_Exercise description_: Transcribe the entries below exactly.

_The input_:
========================================================================

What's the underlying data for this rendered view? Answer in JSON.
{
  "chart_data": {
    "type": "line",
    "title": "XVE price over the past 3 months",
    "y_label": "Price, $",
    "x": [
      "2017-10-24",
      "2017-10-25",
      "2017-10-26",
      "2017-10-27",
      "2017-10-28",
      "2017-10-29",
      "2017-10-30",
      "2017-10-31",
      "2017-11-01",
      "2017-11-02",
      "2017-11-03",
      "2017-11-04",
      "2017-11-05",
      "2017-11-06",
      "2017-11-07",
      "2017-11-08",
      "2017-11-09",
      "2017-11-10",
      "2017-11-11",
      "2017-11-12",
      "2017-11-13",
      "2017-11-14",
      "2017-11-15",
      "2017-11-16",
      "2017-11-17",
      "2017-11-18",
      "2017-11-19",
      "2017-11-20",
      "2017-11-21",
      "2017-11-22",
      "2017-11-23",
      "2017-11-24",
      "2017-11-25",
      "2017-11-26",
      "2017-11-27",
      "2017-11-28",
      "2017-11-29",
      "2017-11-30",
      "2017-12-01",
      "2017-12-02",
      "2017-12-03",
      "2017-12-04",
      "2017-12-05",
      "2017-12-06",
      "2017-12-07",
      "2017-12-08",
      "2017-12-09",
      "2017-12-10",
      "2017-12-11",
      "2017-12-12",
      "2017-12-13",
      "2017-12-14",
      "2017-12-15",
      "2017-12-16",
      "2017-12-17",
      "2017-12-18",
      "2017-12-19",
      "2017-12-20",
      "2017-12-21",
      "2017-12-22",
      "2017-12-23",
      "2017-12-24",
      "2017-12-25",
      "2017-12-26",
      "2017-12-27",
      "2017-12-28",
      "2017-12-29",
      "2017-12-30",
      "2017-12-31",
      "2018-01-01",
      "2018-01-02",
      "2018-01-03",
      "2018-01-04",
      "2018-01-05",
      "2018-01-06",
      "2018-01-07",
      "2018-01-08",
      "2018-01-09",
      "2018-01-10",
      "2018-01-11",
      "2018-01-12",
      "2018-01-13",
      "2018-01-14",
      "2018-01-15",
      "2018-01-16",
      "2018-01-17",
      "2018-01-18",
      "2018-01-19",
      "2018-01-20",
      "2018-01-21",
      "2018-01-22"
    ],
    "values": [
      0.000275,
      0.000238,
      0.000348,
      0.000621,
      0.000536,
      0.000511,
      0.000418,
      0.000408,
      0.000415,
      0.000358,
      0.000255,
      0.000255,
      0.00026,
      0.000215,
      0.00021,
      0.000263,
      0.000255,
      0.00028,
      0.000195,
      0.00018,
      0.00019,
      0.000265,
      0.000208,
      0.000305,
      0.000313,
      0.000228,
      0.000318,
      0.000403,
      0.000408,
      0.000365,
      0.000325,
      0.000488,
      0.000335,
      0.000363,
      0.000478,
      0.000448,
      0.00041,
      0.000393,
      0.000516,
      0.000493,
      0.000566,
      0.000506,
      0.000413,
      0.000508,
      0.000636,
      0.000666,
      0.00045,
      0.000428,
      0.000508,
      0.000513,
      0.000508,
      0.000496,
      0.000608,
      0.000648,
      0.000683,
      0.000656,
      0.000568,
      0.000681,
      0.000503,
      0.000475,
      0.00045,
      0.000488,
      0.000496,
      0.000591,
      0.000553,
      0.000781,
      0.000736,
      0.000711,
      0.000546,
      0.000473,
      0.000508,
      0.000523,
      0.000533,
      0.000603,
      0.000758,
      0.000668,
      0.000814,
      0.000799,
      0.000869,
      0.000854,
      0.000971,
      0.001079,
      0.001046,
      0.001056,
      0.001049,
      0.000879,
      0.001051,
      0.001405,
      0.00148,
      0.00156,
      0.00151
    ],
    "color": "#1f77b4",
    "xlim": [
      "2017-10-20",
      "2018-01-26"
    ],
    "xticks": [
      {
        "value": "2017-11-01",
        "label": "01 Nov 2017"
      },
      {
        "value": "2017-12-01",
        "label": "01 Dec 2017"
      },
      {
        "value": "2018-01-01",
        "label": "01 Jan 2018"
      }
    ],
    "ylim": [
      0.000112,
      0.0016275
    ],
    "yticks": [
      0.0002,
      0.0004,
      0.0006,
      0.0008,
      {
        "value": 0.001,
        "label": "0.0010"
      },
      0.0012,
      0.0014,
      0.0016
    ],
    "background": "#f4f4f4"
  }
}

========================================================================

_Final result_:
What's the underlying data for this rendered view? Answer in JSON.
{
  "chart_data": {
    "type": "line",
    "title": "XVE price over the past 3 months",
    "y_label": "Price, $",
    "x": [
      "2017-10-24",
      "2017-10-25",
      "2017-10-26",
      "2017-10-27",
      "2017-10-28",
      "2017-10-29",
      "2017-10-30",
      "2017-10-31",
      "2017-11-01",
      "2017-11-02",
      "2017-11-03",
      "2017-11-04",
      "2017-11-05",
      "2017-11-06",
      "2017-11-07",
      "2017-11-08",
      "2017-11-09",
      "2017-11-10",
      "2017-11-11",
      "2017-11-12",
      "2017-11-13",
      "2017-11-14",
      "2017-11-15",
      "2017-11-16",
      "2017-11-17",
      "2017-11-18",
      "2017-11-19",
      "2017-11-20",
      "2017-11-21",
      "2017-11-22",
      "2017-11-23",
      "2017-11-24",
      "2017-11-25",
      "2017-11-26",
      "2017-11-27",
      "2017-11-28",
      "2017-11-29",
      "2017-11-30",
      "2017-12-01",
      "2017-12-02",
      "2017-12-03",
      "2017-12-04",
      "2017-12-05",
      "2017-12-06",
      "2017-12-07",
      "2017-12-08",
      "2017-12-09",
      "2017-12-10",
      "2017-12-11",
      "2017-12-12",
      "2017-12-13",
      "2017-12-14",
      "2017-12-15",
      "2017-12-16",
      "2017-12-17",
      "2017-12-18",
      "2017-12-19",
      "2017-12-20",
      "2017-12-21",
      "2017-12-22",
      "2017-12-23",
      "2017-12-24",
      "2017-12-25",
      "2017-12-26",
      "2017-12-27",
      "2017-12-28",
      "2017-12-29",
      "2017-12-30",
      "2017-12-31",
      "2018-01-01",
      "2018-01-02",
      "2018-01-03",
      "2018-01-04",
      "2018-01-05",
      "2018-01-06",
      "2018-01-07",
      "2018-01-08",
      "2018-01-09",
      "2018-01-10",
      "2018-01-11",
      "2018-01-12",
      "2018-01-13",
      "2018-01-14",
      "2018-01-15",
      "2018-01-16",
      "2018-01-17",
      "2018-01-18",
      "2018-01-19",
      "2018-01-20",
      "2018-01-21",
      "2018-01-22"
    ],
    "values": [
      0.000275,
      0.000238,
      0.000348,
      0.000621,
      0.000536,
      0.000511,
      0.000418,
      0.000408,
      0.000415,
      0.000358,
      0.000255,
      0.000255,
      0.00026,
      0.000215,
      0.00021,
      0.000263,
      0.000255,
      0.00028,
      0.000195,
      0.00018,
      0.00019,
      0.000265,
      0.000208,
      0.000305,
      0.000313,
      0.000228,
      0.000318,
      0.000403,
      0.000408,
      0.000365,
      0.000325,
      0.000488,
      0.000335,
      0.000363,
      0.000478,
      0.000448,
      0.00041,
      0.000393,
      0.000516,
      0.000493,
      0.000566,
      0.000506,
      0.000413,
      0.000508,
      0.000636,
      0.000666,
      0.00045,
      0.000428,
      0.000508,
      0.000513,
      0.000508,
      0.000496,
      0.000608,
      0.000648,
      0.000683,
      0.000656,
      0.000568,
      0.000681,
      0.000503,
      0.000475,
      0.00045,
      0.000488,
      0.000496,
      0.000591,
      0.000553,
      0.000781,
      0.000736,
      0.000711,
      0.000546,
      0.000473,
      0.000508,
      0.000523,
      0.000533,
      0.000603,
      0.000758,
      0.000668,
      0.000814,
      0.000799,
      0.000869,
      0.000854,
      0.000971,
      0.001079,
      0.001046,
      0.001056,
      0.001049,
      0.000879,
      0.001051,
      0.001405,
      0.00148,
      0.00156,
      0.00151
    ],
    "color": "#1f77b4",
    "xlim": [
      "2017-10-20",
      "2018-01-26"
    ],
    "xticks": [
      {
        "value": "2017-11-01",
        "label": "01 Nov 2017"
      },
      {
        "value": "2017-12-01",
        "label": "01 Dec 2017"
      },
      {
        "value": "2018-01-01",
        "label": "01 Jan 2018"
      }
    ],
    "ylim": [
      0.000112,
      0.0016275
    ],
    "yticks": [
      0.0002,
      0.0004,
      0.0006,
      0.0008,
      {
        "value": 0.001,
        "label": "0.0010"
      },
      0.0012,
      0.0014,
      0.0016
    ],
    "background": "#f4f4f4"
  }
}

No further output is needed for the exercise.